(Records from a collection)
§

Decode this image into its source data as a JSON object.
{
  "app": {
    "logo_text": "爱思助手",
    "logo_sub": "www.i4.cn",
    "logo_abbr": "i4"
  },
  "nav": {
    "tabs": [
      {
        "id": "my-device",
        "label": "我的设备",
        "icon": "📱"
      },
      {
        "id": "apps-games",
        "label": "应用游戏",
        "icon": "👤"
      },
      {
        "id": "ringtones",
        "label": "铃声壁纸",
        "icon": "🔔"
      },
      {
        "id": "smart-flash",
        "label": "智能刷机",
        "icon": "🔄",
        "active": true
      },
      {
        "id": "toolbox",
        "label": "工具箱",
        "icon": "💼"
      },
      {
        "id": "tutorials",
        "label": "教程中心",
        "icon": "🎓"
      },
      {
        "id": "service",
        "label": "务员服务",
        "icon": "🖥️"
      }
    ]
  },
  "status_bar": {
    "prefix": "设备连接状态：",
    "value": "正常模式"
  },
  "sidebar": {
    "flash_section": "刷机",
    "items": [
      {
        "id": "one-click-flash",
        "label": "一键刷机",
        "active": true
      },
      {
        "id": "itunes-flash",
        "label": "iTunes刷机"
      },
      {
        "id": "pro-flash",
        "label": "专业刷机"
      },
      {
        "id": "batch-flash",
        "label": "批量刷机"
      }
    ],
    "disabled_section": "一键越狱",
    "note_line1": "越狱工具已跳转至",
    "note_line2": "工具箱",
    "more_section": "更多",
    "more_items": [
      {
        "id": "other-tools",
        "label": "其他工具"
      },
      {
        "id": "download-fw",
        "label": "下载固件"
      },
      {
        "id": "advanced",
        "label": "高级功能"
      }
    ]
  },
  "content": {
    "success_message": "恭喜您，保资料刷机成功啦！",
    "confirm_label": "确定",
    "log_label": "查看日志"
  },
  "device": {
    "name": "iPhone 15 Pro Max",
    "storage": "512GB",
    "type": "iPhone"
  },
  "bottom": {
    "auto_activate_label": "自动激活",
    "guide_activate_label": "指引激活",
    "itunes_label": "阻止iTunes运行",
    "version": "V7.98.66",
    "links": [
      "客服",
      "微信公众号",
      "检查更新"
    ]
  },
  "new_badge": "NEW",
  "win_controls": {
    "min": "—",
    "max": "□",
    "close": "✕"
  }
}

§

### WHAT YOU WILL DO
All of the entries should be written out again exactly.

### ANSWER TO THE PROBLEM
Decode this image into its source data as a JSON object.
{
  "app": {
    "logo_text": "爱思助手",
    "logo_sub": "www.i4.cn",
    "logo_abbr": "i4"
  },
  "nav": {
    "tabs": [
      {
        "id": "my-device",
        "label": "我的设备",
        "icon": "📱"
      },
      {
        "id": "apps-games",
        "label": "应用游戏",
        "icon": "👤"
      },
      {
        "id": "ringtones",
        "label": "铃声壁纸",
        "icon": "🔔"
      },
      {
        "id": "smart-flash",
        "label": "智能刷机",
        "icon": "🔄",
        "active": true
      },
      {
        "id": "toolbox",
        "label": "工具箱",
        "icon": "💼"
      },
      {
        "id": "tutorials",
        "label": "教程中心",
        "icon": "🎓"
      },
      {
        "id": "service",
        "label": "务员服务",
        "icon": "🖥️"
      }
    ]
  },
  "status_bar": {
    "prefix": "设备连接状态：",
    "value": "正常模式"
  },
  "sidebar": {
    "flash_section": "刷机",
    "items": [
      {
        "id": "one-click-flash",
        "label": "一键刷机",
        "active": true
      },
      {
        "id": "itunes-flash",
        "label": "iTunes刷机"
      },
      {
        "id": "pro-flash",
        "label": "专业刷机"
      },
      {
        "id": "batch-flash",
        "label": "批量刷机"
      }
    ],
    "disabled_section": "一键越狱",
    "note_line1": "越狱工具已跳转至",
    "note_line2": "工具箱",
    "more_section": "更多",
    "more_items": [
      {
        "id": "other-tools",
        "label": "其他工具"
      },
      {
        "id": "download-fw",
        "label": "下载固件"
      },
      {
        "id": "advanced",
        "label": "高级功能"
      }
    ]
  },
  "content": {
    "success_message": "恭喜您，保资料刷机成功啦！",
    "confirm_label": "确定",
    "log_label": "查看日志"
  },
  "device": {
    "name": "iPhone 15 Pro Max",
    "storage": "512GB",
    "type": "iPhone"
  },
  "bottom": {
    "auto_activate_label": "自动激活",
    "guide_activate_label": "指引激活",
    "itunes_label": "阻止iTunes运行",
    "version": "V7.98.66",
    "links": [
      "客服",
      "微信公众号",
      "检查更新"
    ]
  },
  "new_badge": "NEW",
  "win_controls": {
    "min": "—",
    "max": "□",
    "close": "✕"
  }
}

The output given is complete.